Figure dataset records:
-- begin --

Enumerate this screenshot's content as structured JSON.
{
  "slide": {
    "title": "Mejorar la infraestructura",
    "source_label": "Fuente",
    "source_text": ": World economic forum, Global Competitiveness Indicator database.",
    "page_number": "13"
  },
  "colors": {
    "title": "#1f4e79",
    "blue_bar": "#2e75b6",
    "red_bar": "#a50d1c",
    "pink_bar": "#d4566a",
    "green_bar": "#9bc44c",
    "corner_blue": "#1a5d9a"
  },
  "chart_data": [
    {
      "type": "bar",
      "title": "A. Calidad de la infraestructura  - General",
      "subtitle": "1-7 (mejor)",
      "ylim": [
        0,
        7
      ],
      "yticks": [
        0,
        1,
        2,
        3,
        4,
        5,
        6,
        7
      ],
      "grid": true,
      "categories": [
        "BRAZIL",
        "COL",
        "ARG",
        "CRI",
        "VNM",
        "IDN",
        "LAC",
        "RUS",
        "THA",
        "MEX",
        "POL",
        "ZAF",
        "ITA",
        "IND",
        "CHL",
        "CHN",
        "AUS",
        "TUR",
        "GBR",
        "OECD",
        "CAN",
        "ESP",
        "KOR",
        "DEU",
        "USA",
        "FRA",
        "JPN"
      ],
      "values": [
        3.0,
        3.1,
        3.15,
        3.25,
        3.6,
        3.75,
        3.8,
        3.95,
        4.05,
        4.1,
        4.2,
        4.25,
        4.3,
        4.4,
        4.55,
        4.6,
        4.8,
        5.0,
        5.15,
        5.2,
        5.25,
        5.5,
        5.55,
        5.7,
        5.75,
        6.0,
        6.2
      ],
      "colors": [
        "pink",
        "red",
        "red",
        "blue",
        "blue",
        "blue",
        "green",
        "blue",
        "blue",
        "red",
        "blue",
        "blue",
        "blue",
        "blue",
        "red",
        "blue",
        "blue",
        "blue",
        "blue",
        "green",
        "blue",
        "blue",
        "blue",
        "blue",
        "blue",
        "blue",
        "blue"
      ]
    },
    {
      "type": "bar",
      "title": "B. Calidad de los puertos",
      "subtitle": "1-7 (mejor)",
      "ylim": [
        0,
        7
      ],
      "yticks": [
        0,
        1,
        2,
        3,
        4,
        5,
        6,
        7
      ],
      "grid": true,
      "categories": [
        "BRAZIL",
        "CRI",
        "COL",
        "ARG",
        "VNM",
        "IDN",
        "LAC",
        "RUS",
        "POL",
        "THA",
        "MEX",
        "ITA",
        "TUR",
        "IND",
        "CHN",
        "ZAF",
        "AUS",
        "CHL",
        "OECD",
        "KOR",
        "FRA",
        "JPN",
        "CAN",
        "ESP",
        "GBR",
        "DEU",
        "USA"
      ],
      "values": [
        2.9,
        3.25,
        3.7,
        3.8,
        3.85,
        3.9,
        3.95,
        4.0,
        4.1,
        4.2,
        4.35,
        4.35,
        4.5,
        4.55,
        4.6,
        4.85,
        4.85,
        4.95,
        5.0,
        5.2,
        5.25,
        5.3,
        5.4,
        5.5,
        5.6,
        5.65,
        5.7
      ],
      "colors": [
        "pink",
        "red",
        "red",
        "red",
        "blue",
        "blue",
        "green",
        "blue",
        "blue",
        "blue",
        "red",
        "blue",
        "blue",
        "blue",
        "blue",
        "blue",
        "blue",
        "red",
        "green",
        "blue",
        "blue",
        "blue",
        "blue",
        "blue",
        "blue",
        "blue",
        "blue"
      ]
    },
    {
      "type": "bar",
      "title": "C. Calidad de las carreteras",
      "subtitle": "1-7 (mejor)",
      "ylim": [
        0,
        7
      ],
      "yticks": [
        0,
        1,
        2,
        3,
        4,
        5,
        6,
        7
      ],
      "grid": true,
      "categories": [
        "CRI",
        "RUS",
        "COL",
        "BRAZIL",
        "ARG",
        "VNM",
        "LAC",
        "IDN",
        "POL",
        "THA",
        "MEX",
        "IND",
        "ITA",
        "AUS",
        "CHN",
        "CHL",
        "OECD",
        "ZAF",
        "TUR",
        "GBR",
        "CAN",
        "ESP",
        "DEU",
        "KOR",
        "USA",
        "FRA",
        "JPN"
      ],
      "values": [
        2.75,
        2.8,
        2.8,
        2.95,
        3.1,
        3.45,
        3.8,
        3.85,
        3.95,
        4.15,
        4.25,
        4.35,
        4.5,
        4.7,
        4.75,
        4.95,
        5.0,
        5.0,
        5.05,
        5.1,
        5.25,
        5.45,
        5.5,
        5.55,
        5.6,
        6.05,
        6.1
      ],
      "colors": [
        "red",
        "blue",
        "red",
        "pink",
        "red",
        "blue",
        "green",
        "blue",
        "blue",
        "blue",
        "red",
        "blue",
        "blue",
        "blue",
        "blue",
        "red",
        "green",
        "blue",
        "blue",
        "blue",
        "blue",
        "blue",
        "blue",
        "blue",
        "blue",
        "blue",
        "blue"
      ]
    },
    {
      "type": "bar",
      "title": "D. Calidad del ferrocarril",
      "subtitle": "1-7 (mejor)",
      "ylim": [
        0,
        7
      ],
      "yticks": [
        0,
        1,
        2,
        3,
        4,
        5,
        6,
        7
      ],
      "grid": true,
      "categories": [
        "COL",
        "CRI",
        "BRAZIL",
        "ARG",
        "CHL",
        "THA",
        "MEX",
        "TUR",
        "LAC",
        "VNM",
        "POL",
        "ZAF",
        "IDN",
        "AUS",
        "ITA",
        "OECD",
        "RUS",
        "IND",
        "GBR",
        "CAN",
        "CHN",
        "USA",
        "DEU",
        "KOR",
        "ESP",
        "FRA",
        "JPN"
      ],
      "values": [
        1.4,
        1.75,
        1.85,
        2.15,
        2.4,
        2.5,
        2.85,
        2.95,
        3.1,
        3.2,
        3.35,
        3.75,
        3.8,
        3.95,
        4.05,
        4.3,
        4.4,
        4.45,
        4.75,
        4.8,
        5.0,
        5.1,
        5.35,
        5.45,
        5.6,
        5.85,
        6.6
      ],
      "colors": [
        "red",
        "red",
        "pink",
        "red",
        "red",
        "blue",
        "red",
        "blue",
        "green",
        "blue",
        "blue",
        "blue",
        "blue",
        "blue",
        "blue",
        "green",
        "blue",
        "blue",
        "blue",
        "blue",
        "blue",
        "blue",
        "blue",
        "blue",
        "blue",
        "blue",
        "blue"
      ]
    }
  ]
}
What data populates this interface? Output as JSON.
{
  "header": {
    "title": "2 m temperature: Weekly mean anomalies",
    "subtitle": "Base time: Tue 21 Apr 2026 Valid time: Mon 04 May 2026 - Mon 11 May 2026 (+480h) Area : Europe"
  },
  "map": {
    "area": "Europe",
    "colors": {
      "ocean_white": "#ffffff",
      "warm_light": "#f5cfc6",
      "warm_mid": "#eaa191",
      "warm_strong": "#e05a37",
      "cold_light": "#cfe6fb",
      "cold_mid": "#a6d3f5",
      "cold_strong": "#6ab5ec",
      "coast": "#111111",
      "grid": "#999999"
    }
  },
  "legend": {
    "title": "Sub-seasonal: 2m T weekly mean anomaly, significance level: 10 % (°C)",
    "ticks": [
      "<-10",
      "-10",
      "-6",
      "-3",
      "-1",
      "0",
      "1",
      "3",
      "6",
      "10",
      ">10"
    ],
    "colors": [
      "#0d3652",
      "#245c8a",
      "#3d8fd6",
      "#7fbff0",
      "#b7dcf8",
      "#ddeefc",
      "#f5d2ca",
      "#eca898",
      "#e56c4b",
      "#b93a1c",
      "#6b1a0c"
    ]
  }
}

-- end --

→ **SHORT TASK**: Extract, verbatim, the lines from the one containing "What data populates" through the last line of the listing above.

→ **OUTPUT**:
What data populates this interface? Output as JSON.
{
  "header": {
    "title": "2 m temperature: Weekly mean anomalies",
    "subtitle": "Base time: Tue 21 Apr 2026 Valid time: Mon 04 May 2026 - Mon 11 May 2026 (+480h) Area : Europe"
  },
  "map": {
    "area": "Europe",
    "colors": {
      "ocean_white": "#ffffff",
      "warm_light": "#f5cfc6",
      "warm_mid": "#eaa191",
      "warm_strong": "#e05a37",
      "cold_light": "#cfe6fb",
      "cold_mid": "#a6d3f5",
      "cold_strong": "#6ab5ec",
      "coast": "#111111",
      "grid": "#999999"
    }
  },
  "legend": {
    "title": "Sub-seasonal: 2m T weekly mean anomaly, significance level: 10 % (°C)",
    "ticks": [
      "<-10",
      "-10",
      "-6",
      "-3",
      "-1",
      "0",
      "1",
      "3",
      "6",
      "10",
      ">10"
    ],
    "colors": [
      "#0d3652",
      "#245c8a",
      "#3d8fd6",
      "#7fbff0",
      "#b7dcf8",
      "#ddeefc",
      "#f5d2ca",
      "#eca898",
      "#e56c4b",
      "#b93a1c",
      "#6b1a0c"
    ]
  }
}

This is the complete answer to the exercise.